[start INFORMATION SUPPLIED]

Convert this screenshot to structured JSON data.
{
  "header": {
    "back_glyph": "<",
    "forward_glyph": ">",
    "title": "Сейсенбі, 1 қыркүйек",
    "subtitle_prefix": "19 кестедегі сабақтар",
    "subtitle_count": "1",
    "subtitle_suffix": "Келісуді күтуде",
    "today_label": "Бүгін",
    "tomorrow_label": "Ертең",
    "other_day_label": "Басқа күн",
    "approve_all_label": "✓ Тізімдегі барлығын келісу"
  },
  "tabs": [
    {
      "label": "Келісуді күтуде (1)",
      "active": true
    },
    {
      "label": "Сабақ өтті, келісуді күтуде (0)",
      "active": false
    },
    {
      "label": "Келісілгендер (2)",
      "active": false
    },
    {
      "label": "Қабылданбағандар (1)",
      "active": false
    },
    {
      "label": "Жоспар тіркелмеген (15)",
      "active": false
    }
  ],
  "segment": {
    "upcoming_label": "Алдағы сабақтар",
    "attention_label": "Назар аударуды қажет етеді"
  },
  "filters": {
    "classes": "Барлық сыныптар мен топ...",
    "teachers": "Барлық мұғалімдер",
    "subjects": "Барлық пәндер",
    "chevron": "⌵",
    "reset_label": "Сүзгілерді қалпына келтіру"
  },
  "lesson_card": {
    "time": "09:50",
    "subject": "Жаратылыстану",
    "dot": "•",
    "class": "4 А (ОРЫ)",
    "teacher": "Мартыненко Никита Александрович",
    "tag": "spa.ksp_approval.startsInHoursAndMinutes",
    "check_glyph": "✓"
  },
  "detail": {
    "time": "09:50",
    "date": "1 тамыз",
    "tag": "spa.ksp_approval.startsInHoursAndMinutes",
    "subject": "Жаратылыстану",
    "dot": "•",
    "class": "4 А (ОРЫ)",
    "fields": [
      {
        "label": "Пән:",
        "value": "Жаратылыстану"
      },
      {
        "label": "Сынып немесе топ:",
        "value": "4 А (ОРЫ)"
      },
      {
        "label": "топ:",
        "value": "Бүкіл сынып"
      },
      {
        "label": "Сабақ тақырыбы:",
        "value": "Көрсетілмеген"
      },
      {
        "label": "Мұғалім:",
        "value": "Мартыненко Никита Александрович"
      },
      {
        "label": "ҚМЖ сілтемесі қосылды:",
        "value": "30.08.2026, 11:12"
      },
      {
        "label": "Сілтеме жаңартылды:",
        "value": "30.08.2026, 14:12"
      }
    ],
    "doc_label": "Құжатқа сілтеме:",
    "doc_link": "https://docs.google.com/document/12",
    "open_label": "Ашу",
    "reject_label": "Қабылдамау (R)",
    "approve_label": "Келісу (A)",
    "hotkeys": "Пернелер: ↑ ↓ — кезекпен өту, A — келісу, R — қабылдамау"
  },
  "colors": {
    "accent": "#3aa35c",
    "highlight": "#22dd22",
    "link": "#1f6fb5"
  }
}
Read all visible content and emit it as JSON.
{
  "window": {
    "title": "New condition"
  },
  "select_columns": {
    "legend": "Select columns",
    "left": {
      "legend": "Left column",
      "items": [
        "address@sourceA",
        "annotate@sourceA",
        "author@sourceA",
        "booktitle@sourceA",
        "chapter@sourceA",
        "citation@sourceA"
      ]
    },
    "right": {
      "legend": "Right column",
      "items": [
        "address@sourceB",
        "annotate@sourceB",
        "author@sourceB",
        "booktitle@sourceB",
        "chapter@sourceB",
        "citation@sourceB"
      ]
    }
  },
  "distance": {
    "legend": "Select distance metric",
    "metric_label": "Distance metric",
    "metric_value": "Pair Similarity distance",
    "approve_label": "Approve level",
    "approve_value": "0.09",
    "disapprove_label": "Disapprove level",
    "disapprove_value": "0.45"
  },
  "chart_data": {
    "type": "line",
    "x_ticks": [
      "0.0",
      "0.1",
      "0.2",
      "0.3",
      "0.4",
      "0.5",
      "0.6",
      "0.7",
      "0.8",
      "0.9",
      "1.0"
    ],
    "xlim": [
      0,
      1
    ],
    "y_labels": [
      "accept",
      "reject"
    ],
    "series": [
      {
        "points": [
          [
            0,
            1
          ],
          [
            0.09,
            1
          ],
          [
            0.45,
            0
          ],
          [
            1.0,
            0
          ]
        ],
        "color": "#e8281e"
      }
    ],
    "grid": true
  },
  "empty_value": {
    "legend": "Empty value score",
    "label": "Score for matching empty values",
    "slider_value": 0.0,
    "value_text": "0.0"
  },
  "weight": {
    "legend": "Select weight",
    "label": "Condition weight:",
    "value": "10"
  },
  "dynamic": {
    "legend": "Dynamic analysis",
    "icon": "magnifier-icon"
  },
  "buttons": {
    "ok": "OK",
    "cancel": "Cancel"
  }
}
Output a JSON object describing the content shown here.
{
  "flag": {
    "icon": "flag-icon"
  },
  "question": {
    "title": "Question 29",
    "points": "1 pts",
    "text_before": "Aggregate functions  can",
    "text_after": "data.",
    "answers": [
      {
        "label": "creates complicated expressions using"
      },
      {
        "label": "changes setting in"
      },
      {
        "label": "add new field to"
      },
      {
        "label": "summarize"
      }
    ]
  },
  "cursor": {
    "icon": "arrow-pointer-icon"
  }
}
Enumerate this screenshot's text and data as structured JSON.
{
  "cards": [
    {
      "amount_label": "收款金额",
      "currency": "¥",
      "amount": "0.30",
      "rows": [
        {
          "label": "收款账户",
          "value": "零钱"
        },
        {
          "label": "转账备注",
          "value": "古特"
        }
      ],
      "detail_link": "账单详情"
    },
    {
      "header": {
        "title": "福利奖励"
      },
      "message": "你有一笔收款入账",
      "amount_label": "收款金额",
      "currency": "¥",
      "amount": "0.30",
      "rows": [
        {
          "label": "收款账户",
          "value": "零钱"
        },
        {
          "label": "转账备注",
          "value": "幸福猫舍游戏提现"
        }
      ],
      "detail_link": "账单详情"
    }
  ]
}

[end INFORMATION SUPPLIED]

* [WHAT IS BEING ASKED]: Locate and copy each line in the data above that includes the word "Александрович".

* [CORRECT RESPONSE]:
    "teacher": "Мартыненко Никита Александрович",
        "value": "Мартыненко Никита Александрович"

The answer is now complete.